SUPPLIED ENTRIES
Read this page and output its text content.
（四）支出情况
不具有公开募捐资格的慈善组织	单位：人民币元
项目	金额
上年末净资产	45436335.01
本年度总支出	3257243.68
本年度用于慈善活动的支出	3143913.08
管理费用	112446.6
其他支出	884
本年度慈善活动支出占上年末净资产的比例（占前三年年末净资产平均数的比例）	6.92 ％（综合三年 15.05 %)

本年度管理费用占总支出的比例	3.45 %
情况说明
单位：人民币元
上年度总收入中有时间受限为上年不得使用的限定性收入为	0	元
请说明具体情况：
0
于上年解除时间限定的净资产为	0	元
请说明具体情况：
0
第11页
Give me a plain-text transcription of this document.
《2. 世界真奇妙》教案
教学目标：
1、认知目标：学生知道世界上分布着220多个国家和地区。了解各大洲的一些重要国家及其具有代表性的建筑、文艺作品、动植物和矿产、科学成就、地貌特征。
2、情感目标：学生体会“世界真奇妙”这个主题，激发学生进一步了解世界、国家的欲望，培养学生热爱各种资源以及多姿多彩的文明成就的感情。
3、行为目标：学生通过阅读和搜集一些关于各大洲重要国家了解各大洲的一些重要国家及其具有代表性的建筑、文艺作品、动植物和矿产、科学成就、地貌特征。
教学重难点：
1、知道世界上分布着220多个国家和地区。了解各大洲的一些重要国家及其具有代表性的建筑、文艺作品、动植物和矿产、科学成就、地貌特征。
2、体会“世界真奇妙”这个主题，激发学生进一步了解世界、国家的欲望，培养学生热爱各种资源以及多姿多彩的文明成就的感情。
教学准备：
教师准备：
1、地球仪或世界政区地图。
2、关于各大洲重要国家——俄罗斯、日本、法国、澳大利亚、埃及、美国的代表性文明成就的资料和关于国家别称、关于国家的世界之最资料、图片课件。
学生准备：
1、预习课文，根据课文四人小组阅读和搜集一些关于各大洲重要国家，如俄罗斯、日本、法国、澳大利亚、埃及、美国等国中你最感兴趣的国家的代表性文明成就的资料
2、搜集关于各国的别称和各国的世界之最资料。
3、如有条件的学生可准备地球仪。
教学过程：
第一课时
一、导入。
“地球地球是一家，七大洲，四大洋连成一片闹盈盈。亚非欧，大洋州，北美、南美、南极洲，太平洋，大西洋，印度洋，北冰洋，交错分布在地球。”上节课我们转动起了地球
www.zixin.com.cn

STATED EXERCISE
Transcribe each record exactly. Leave nothing out.

SOLUTION TO THE PROBLEM
Read this page and output its text content.
（四）支出情况
不具有公开募捐资格的慈善组织	单位：人民币元
项目	金额
上年末净资产	45436335.01
本年度总支出	3257243.68
本年度用于慈善活动的支出	3143913.08
管理费用	112446.6
其他支出	884
本年度慈善活动支出占上年末净资产的比例（占前三年年末净资产平均数的比例）	6.92 ％（综合三年 15.05 %)

本年度管理费用占总支出的比例	3.45 %
情况说明
单位：人民币元
上年度总收入中有时间受限为上年不得使用的限定性收入为	0	元
请说明具体情况：
0
于上年解除时间限定的净资产为	0	元
请说明具体情况：
0
第11页
Give me a plain-text transcription of this document.
《2. 世界真奇妙》教案
教学目标：
1、认知目标：学生知道世界上分布着220多个国家和地区。了解各大洲的一些重要国家及其具有代表性的建筑、文艺作品、动植物和矿产、科学成就、地貌特征。
2、情感目标：学生体会“世界真奇妙”这个主题，激发学生进一步了解世界、国家的欲望，培养学生热爱各种资源以及多姿多彩的文明成就的感情。
3、行为目标：学生通过阅读和搜集一些关于各大洲重要国家了解各大洲的一些重要国家及其具有代表性的建筑、文艺作品、动植物和矿产、科学成就、地貌特征。
教学重难点：
1、知道世界上分布着220多个国家和地区。了解各大洲的一些重要国家及其具有代表性的建筑、文艺作品、动植物和矿产、科学成就、地貌特征。
2、体会“世界真奇妙”这个主题，激发学生进一步了解世界、国家的欲望，培养学生热爱各种资源以及多姿多彩的文明成就的感情。
教学准备：
教师准备：
1、地球仪或世界政区地图。
2、关于各大洲重要国家——俄罗斯、日本、法国、澳大利亚、埃及、美国的代表性文明成就的资料和关于国家别称、关于国家的世界之最资料、图片课件。
学生准备：
1、预习课文，根据课文四人小组阅读和搜集一些关于各大洲重要国家，如俄罗斯、日本、法国、澳大利亚、埃及、美国等国中你最感兴趣的国家的代表性文明成就的资料
2、搜集关于各国的别称和各国的世界之最资料。
3、如有条件的学生可准备地球仪。
教学过程：
第一课时
一、导入。
“地球地球是一家，七大洲，四大洋连成一片闹盈盈。亚非欧，大洋州，北美、南美、南极洲，太平洋，大西洋，印度洋，北冰洋，交错分布在地球。”上节课我们转动起了地球
www.zixin.com.cn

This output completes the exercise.